INPUT DATA:

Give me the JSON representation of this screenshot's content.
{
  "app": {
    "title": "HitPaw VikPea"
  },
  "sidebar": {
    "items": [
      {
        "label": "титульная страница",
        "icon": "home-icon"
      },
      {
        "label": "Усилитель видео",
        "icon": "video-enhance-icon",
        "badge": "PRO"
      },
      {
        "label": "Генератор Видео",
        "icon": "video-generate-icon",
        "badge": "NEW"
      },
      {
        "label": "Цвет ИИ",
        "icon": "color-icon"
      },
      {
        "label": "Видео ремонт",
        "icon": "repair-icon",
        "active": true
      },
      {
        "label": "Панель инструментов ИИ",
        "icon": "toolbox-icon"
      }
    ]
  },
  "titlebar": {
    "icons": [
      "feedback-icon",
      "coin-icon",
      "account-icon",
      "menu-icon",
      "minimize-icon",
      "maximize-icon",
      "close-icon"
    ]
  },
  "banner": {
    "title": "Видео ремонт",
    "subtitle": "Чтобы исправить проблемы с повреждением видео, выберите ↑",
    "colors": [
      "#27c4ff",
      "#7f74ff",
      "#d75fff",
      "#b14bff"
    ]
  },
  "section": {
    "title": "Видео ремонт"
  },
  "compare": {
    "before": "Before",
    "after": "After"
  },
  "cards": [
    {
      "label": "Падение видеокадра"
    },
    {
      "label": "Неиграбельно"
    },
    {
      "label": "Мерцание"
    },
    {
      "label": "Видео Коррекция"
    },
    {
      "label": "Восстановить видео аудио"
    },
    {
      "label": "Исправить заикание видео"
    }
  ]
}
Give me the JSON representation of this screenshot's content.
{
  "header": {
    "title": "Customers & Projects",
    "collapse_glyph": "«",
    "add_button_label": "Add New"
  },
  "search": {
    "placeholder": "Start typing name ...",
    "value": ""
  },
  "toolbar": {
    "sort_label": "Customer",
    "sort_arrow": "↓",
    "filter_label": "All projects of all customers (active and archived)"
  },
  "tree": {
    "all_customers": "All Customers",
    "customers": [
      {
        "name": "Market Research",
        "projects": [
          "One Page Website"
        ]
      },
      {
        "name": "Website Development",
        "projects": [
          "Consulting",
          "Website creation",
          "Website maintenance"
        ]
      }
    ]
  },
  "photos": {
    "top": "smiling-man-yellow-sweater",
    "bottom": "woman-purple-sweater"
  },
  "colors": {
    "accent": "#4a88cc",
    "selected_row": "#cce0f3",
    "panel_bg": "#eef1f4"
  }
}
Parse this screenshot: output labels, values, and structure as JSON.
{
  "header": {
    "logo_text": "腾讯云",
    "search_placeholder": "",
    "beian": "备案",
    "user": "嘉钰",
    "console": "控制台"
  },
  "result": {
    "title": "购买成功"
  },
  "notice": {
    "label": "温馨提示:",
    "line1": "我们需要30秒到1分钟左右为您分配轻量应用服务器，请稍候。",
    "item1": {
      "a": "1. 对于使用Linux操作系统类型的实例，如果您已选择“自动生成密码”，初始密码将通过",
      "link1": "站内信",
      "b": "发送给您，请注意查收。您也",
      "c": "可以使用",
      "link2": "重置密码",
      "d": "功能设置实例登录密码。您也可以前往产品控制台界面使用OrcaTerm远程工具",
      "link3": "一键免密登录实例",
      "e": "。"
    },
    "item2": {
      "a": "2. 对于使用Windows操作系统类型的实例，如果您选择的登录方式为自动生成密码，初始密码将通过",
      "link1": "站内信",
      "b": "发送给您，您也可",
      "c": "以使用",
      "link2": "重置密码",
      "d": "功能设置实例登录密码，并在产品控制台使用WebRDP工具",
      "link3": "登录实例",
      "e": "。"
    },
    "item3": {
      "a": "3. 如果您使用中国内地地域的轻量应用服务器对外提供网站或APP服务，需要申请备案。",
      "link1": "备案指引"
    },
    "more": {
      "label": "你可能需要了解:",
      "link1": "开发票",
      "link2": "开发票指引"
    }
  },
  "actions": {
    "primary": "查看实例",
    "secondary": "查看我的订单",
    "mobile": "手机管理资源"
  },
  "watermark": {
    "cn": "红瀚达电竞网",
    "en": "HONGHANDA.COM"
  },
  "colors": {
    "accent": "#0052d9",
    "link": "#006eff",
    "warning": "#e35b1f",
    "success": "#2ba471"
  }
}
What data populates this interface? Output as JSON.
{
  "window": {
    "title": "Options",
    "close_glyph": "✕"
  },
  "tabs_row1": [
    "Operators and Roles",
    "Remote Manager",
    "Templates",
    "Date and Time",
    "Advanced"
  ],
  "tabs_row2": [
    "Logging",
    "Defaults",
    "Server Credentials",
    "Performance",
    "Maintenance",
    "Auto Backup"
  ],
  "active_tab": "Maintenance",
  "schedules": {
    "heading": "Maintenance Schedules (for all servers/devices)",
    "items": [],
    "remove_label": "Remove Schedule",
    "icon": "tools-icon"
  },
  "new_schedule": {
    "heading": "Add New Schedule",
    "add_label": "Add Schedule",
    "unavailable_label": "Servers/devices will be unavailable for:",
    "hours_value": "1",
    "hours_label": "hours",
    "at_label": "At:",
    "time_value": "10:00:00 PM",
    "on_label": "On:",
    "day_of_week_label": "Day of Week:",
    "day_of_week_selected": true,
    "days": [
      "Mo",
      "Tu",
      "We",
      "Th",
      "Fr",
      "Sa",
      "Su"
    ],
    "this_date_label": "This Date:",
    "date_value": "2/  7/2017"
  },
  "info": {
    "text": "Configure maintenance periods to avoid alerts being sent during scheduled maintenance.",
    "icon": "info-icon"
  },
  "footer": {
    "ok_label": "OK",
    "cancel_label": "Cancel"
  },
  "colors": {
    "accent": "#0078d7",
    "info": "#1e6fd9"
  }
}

WHAT NEEDS TO BE DONE: From the records above, extract every entry exactly as given.

OUTPUT BELOW:
Give me the JSON representation of this screenshot's content.
{
  "app": {
    "title": "HitPaw VikPea"
  },
  "sidebar": {
    "items": [
      {
        "label": "титульная страница",
        "icon": "home-icon"
      },
      {
        "label": "Усилитель видео",
        "icon": "video-enhance-icon",
        "badge": "PRO"
      },
      {
        "label": "Генератор Видео",
        "icon": "video-generate-icon",
        "badge": "NEW"
      },
      {
        "label": "Цвет ИИ",
        "icon": "color-icon"
      },
      {
        "label": "Видео ремонт",
        "icon": "repair-icon",
        "active": true
      },
      {
        "label": "Панель инструментов ИИ",
        "icon": "toolbox-icon"
      }
    ]
  },
  "titlebar": {
    "icons": [
      "feedback-icon",
      "coin-icon",
      "account-icon",
      "menu-icon",
      "minimize-icon",
      "maximize-icon",
      "close-icon"
    ]
  },
  "banner": {
    "title": "Видео ремонт",
    "subtitle": "Чтобы исправить проблемы с повреждением видео, выберите ↑",
    "colors": [
      "#27c4ff",
      "#7f74ff",
      "#d75fff",
      "#b14bff"
    ]
  },
  "section": {
    "title": "Видео ремонт"
  },
  "compare": {
    "before": "Before",
    "after": "After"
  },
  "cards": [
    {
      "label": "Падение видеокадра"
    },
    {
      "label": "Неиграбельно"
    },
    {
      "label": "Мерцание"
    },
    {
      "label": "Видео Коррекция"
    },
    {
      "label": "Восстановить видео аудио"
    },
    {
      "label": "Исправить заикание видео"
    }
  ]
}
Give me the JSON representation of this screenshot's content.
{
  "header": {
    "title": "Customers & Projects",
    "collapse_glyph": "«",
    "add_button_label": "Add New"
  },
  "search": {
    "placeholder": "Start typing name ...",
    "value": ""
  },
  "toolbar": {
    "sort_label": "Customer",
    "sort_arrow": "↓",
    "filter_label": "All projects of all customers (active and archived)"
  },
  "tree": {
    "all_customers": "All Customers",
    "customers": [
      {
        "name": "Market Research",
        "projects": [
          "One Page Website"
        ]
      },
      {
        "name": "Website Development",
        "projects": [
          "Consulting",
          "Website creation",
          "Website maintenance"
        ]
      }
    ]
  },
  "photos": {
    "top": "smiling-man-yellow-sweater",
    "bottom": "woman-purple-sweater"
  },
  "colors": {
    "accent": "#4a88cc",
    "selected_row": "#cce0f3",
    "panel_bg": "#eef1f4"
  }
}
Parse this screenshot: output labels, values, and structure as JSON.
{
  "header": {
    "logo_text": "腾讯云",
    "search_placeholder": "",
    "beian": "备案",
    "user": "嘉钰",
    "console": "控制台"
  },
  "result": {
    "title": "购买成功"
  },
  "notice": {
    "label": "温馨提示:",
    "line1": "我们需要30秒到1分钟左右为您分配轻量应用服务器，请稍候。",
    "item1": {
      "a": "1. 对于使用Linux操作系统类型的实例，如果您已选择“自动生成密码”，初始密码将通过",
      "link1": "站内信",
      "b": "发送给您，请注意查收。您也",
      "c": "可以使用",
      "link2": "重置密码",
      "d": "功能设置实例登录密码。您也可以前往产品控制台界面使用OrcaTerm远程工具",
      "link3": "一键免密登录实例",
      "e": "。"
    },
    "item2": {
      "a": "2. 对于使用Windows操作系统类型的实例，如果您选择的登录方式为自动生成密码，初始密码将通过",
      "link1": "站内信",
      "b": "发送给您，您也可",
      "c": "以使用",
      "link2": "重置密码",
      "d": "功能设置实例登录密码，并在产品控制台使用WebRDP工具",
      "link3": "登录实例",
      "e": "。"
    },
    "item3": {
      "a": "3. 如果您使用中国内地地域的轻量应用服务器对外提供网站或APP服务，需要申请备案。",
      "link1": "备案指引"
    },
    "more": {
      "label": "你可能需要了解:",
      "link1": "开发票",
      "link2": "开发票指引"
    }
  },
  "actions": {
    "primary": "查看实例",
    "secondary": "查看我的订单",
    "mobile": "手机管理资源"
  },
  "watermark": {
    "cn": "红瀚达电竞网",
    "en": "HONGHANDA.COM"
  },
  "colors": {
    "accent": "#0052d9",
    "link": "#006eff",
    "warning": "#e35b1f",
    "success": "#2ba471"
  }
}
What data populates this interface? Output as JSON.
{
  "window": {
    "title": "Options",
    "close_glyph": "✕"
  },
  "tabs_row1": [
    "Operators and Roles",
    "Remote Manager",
    "Templates",
    "Date and Time",
    "Advanced"
  ],
  "tabs_row2": [
    "Logging",
    "Defaults",
    "Server Credentials",
    "Performance",
    "Maintenance",
    "Auto Backup"
  ],
  "active_tab": "Maintenance",
  "schedules": {
    "heading": "Maintenance Schedules (for all servers/devices)",
    "items": [],
    "remove_label": "Remove Schedule",
    "icon": "tools-icon"
  },
  "new_schedule": {
    "heading": "Add New Schedule",
    "add_label": "Add Schedule",
    "unavailable_label": "Servers/devices will be unavailable for:",
    "hours_value": "1",
    "hours_label": "hours",
    "at_label": "At:",
    "time_value": "10:00:00 PM",
    "on_label": "On:",
    "day_of_week_label": "Day of Week:",
    "day_of_week_selected": true,
    "days": [
      "Mo",
      "Tu",
      "We",
      "Th",
      "Fr",
      "Sa",
      "Su"
    ],
    "this_date_label": "This Date:",
    "date_value": "2/  7/2017"
  },
  "info": {
    "text": "Configure maintenance periods to avoid alerts being sent during scheduled maintenance.",
    "icon": "info-icon"
  },
  "footer": {
    "ok_label": "OK",
    "cancel_label": "Cancel"
  },
  "colors": {
    "accent": "#0078d7",
    "info": "#1e6fd9"
  }
}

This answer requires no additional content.